» STATED GOAL
Word for word, restate every line of the listing that follows.
***** INPUT ROWS
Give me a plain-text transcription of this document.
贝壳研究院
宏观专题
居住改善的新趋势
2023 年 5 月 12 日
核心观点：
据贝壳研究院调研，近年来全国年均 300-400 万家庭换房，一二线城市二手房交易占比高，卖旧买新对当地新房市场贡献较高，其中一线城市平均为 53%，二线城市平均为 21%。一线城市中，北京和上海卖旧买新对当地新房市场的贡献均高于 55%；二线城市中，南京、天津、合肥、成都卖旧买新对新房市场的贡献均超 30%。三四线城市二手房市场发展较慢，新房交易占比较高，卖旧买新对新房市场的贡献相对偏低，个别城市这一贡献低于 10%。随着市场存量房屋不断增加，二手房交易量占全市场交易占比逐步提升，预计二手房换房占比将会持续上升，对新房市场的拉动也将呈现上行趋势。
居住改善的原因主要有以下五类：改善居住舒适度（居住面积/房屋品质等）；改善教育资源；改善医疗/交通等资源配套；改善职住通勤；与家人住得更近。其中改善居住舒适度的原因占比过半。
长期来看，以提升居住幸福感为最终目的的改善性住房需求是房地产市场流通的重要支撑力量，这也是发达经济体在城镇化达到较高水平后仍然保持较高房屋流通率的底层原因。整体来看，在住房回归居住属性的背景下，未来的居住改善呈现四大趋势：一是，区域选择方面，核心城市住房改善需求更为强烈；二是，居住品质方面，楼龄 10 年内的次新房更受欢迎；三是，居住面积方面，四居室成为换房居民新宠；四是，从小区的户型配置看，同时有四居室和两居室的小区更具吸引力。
**********
» OUTPUT OF THE EXERCISE
Give me a plain-text transcription of this document.
贝壳研究院
宏观专题
居住改善的新趋势
2023 年 5 月 12 日
核心观点：
据贝壳研究院调研，近年来全国年均 300-400 万家庭换房，一二线城市二手房交易占比高，卖旧买新对当地新房市场贡献较高，其中一线城市平均为 53%，二线城市平均为 21%。一线城市中，北京和上海卖旧买新对当地新房市场的贡献均高于 55%；二线城市中，南京、天津、合肥、成都卖旧买新对新房市场的贡献均超 30%。三四线城市二手房市场发展较慢，新房交易占比较高，卖旧买新对新房市场的贡献相对偏低，个别城市这一贡献低于 10%。随着市场存量房屋不断增加，二手房交易量占全市场交易占比逐步提升，预计二手房换房占比将会持续上升，对新房市场的拉动也将呈现上行趋势。
居住改善的原因主要有以下五类：改善居住舒适度（居住面积/房屋品质等）；改善教育资源；改善医疗/交通等资源配套；改善职住通勤；与家人住得更近。其中改善居住舒适度的原因占比过半。
长期来看，以提升居住幸福感为最终目的的改善性住房需求是房地产市场流通的重要支撑力量，这也是发达经济体在城镇化达到较高水平后仍然保持较高房屋流通率的底层原因。整体来看，在住房回归居住属性的背景下，未来的居住改善呈现四大趋势：一是，区域选择方面，核心城市住房改善需求更为强烈；二是，居住品质方面，楼龄 10 年内的次新房更受欢迎；三是，居住面积方面，四居室成为换房居民新宠；四是，从小区的户型配置看，同时有四居室和两居室的小区更具吸引力。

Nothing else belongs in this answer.